Texto de origem:
----------
Zircon, o míssil hipersónico que Putin considera invencível

1 jun, 18:00
Zircon

Pode atingir até nove vezes a velocidade do som e a Rússia garante que é impossível intercetá-lo

A Rússia anunciou esta quarta-feira que completou os testes do míssil de cruzeiro hipersónico Zircon e que vai começar a usá-lo ainda antes do final do ano.

Segundo noticia a Reuters, o comandante da Frota do Norte, Alexander Moiseyev, disse mesmo que a fragata Almirante Golovko tornar-se-á na primeira a ser armada com o Zircon.

O presidente russo, Vladimir Putin, que se congratula com o sucesso dos testes, descreveu o Zircon como parte de uma nova geração de sistemas de armas "incomparáveis", que aumentarão significativamente a capacidade das forças armadas da Rússia.

Mas, afinal, do que é capaz este supermíssil?

Mais veloz e mais destruidor

O Zircon é um dos vários mísseis em desenvolvimento na Rússia e destina-se a armar navios e submarinos da frota russa. Também conhecido por 3M22, este é um míssil de cruzeiro, ou seja, projetado para percorrer longas distâncias. Mas não só, o Zircon é também hipersónico. 

As armas hipersónicas podem ultrapassar a velocidade do som e os testes revelaram que o Zircon é capaz de atingir uma velocidade de cerca de 9 Mach (ou seja, nove vezes a velocidade do som) para um alcance de mais de mil quilómetros e uma altitude de 30-40 km, onde a resistência do ar é baixa e a velocidade pode ser maior.
----------
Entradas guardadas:
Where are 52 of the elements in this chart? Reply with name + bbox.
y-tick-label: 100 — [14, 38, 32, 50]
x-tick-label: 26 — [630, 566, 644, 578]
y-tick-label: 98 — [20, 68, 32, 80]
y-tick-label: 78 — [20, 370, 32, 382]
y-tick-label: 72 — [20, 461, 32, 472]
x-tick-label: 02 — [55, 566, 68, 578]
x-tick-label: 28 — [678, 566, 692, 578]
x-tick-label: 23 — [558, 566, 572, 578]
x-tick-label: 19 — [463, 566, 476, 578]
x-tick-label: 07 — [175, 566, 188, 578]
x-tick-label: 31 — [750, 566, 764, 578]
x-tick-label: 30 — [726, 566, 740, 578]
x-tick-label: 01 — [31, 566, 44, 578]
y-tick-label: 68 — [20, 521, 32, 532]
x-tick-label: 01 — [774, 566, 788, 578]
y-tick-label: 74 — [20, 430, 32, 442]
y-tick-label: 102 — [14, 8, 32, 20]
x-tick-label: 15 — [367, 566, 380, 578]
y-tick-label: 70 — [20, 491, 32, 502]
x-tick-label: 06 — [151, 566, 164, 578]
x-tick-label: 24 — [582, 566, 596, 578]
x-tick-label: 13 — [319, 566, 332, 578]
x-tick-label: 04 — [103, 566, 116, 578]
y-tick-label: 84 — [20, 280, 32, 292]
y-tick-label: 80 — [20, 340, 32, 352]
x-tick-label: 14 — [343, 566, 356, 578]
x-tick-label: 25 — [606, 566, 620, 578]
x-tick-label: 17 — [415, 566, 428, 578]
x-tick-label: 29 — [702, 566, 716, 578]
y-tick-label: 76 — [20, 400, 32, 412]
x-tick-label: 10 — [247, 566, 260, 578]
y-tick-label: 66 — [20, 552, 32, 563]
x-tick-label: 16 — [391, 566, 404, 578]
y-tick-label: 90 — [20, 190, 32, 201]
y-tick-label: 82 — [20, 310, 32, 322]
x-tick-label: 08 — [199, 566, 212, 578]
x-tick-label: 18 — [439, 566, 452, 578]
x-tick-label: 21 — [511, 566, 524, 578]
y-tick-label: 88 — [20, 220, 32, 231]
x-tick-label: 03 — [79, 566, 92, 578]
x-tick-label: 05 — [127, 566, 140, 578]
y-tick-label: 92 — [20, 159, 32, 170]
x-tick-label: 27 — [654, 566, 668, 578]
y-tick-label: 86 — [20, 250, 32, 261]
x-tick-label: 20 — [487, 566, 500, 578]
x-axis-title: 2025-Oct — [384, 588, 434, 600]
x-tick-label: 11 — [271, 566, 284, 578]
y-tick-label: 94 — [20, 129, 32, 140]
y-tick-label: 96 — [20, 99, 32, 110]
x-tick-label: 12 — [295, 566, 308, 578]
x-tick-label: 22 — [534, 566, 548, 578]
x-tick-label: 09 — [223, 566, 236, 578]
----------
Tarefa proposta: Transcreva sem alterações, do texto sobre o míssil Zircon, o trecho que vai de "Mais veloz e" até "pode ser maior.".

Resposta apresentada:
Mais veloz e mais destruidor

O Zircon é um dos vários mísseis em desenvolvimento na Rússia e destina-se a armar navios e submarinos da frota russa. Também conhecido por 3M22, este é um míssil de cruzeiro, ou seja, projetado para percorrer longas distâncias. Mas não só, o Zircon é também hipersónico. 

As armas hipersónicas podem ultrapassar a velocidade do som e os testes revelaram que o Zircon é capaz de atingir uma velocidade de cerca de 9 Mach (ou seja, nove vezes a velocidade do som) para um alcance de mais de mil quilómetros e uma altitude de 30-40 km, onde a resistência do ar é baixa e a velocidade pode ser maior.